INSTRUCTIONS TO FOLLOW:
Work out how many lines hold the string "consent". The answer is a single number, nothing more.

PROVIDED RECORDS:
· · · ·

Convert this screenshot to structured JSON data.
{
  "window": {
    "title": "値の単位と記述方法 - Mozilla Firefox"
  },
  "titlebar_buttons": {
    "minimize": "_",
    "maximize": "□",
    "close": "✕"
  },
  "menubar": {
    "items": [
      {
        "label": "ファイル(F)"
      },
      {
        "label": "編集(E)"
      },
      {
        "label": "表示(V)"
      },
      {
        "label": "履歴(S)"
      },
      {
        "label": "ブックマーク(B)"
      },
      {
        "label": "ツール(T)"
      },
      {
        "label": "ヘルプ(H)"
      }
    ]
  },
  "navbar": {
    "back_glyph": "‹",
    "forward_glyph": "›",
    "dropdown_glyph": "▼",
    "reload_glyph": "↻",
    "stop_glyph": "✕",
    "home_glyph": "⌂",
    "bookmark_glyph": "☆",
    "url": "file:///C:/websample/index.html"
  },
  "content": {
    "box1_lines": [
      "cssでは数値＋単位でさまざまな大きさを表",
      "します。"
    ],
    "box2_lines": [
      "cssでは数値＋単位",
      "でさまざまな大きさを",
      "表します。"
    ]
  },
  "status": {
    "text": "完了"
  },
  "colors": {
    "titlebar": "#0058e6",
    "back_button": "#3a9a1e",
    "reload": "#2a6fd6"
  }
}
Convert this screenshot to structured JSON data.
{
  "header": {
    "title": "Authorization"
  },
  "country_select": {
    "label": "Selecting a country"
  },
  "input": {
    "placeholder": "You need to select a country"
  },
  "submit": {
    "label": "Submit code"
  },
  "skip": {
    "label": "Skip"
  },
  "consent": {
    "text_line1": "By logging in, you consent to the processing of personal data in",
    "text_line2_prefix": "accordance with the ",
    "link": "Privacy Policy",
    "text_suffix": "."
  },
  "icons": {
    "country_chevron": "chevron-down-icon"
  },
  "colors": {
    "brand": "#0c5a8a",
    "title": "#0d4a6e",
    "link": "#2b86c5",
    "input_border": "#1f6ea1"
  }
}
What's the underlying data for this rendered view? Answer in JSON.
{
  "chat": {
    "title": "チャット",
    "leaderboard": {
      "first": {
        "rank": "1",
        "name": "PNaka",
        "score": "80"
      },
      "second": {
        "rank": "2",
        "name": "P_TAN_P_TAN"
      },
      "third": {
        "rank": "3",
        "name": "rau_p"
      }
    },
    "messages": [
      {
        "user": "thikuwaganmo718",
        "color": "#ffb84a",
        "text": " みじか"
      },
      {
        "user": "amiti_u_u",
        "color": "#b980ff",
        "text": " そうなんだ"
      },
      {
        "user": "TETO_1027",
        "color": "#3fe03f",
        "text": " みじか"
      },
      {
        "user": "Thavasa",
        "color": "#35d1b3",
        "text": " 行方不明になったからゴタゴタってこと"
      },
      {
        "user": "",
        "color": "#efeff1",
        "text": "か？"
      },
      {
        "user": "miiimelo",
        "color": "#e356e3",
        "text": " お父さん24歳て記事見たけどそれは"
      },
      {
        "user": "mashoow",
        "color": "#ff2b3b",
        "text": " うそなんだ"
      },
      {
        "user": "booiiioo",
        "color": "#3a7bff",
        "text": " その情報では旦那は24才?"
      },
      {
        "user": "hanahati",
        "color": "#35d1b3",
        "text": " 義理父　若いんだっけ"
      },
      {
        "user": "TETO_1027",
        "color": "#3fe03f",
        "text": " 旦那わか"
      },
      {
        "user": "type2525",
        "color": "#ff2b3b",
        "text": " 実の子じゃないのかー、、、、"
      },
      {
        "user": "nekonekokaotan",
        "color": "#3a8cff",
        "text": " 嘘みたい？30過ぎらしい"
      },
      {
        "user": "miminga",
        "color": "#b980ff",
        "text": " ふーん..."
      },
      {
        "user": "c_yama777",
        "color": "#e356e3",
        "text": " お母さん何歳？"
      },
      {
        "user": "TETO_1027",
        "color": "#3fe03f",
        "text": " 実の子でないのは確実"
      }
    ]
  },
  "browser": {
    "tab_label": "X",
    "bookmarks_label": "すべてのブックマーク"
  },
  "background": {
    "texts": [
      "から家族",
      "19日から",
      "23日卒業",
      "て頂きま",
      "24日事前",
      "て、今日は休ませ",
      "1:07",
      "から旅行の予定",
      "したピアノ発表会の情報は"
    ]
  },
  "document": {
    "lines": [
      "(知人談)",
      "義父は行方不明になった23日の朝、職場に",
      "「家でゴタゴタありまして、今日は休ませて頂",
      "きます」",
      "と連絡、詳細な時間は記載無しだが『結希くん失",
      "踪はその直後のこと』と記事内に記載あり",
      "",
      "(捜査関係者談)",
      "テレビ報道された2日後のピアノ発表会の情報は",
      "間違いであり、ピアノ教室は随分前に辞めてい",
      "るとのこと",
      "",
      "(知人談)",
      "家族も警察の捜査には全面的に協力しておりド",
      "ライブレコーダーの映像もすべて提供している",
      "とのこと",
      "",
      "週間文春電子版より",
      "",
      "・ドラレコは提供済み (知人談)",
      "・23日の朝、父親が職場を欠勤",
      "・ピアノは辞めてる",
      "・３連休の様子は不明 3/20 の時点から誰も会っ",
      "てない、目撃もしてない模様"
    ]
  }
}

· · · ·

FINISHED EXERCISE:
2